### [Records for the exercise]
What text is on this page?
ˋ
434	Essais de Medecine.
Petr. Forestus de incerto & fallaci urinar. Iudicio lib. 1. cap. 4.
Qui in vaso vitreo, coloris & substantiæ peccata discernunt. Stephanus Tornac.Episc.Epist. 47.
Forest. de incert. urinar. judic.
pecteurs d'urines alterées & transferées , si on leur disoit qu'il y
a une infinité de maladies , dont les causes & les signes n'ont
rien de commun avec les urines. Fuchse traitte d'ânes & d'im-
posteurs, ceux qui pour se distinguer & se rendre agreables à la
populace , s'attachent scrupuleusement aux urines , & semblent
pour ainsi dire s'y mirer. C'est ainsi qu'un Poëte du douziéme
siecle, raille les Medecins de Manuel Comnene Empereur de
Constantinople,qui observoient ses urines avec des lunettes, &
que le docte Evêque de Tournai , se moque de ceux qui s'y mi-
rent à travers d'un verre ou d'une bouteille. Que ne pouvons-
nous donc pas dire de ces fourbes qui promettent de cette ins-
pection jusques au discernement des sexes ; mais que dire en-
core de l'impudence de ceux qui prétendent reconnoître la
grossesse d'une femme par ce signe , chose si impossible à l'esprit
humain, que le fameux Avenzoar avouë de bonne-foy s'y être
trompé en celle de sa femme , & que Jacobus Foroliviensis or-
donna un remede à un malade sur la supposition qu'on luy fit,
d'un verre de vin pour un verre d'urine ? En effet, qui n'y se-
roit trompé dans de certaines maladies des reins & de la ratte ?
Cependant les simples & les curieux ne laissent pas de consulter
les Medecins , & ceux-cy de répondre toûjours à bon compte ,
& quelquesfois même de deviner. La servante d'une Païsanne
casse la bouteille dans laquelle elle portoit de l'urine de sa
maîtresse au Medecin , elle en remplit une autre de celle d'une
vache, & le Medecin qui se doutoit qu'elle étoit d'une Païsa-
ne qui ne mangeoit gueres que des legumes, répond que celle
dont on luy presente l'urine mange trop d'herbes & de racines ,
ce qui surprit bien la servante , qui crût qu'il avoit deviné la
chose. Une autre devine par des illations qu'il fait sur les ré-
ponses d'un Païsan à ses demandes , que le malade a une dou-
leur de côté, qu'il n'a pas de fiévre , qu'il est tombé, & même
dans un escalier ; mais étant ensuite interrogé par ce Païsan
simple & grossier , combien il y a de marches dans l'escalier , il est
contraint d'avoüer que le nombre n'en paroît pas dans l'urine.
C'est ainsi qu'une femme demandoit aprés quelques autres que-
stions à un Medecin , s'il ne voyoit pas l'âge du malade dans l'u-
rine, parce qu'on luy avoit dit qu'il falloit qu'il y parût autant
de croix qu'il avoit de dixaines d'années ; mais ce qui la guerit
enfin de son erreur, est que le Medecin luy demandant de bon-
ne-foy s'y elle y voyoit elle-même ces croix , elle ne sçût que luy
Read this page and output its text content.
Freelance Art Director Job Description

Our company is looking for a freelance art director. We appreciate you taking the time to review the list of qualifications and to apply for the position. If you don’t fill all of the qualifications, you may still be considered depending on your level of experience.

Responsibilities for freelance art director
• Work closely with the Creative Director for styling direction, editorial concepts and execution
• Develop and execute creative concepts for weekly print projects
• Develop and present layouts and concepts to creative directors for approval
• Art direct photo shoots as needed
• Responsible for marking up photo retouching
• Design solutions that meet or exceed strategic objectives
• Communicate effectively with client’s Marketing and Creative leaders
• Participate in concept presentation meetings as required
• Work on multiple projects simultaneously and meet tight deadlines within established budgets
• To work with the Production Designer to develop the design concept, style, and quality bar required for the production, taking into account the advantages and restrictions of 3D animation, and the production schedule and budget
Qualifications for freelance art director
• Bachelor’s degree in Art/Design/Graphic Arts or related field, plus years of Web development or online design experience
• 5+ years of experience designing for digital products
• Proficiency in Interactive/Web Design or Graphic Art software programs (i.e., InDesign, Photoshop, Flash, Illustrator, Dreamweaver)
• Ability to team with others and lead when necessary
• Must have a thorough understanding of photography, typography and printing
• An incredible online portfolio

### [What the exercise asks]
Go through the data and gather every line that holds "femme".

### [Task response]
grossesse d'une femme par ce signe , chose si impossible à l'esprit
trompé en celle de sa femme , & que Jacobus Foroliviensis or-
C'est ainsi qu'une femme demandoit aprés quelques autres que-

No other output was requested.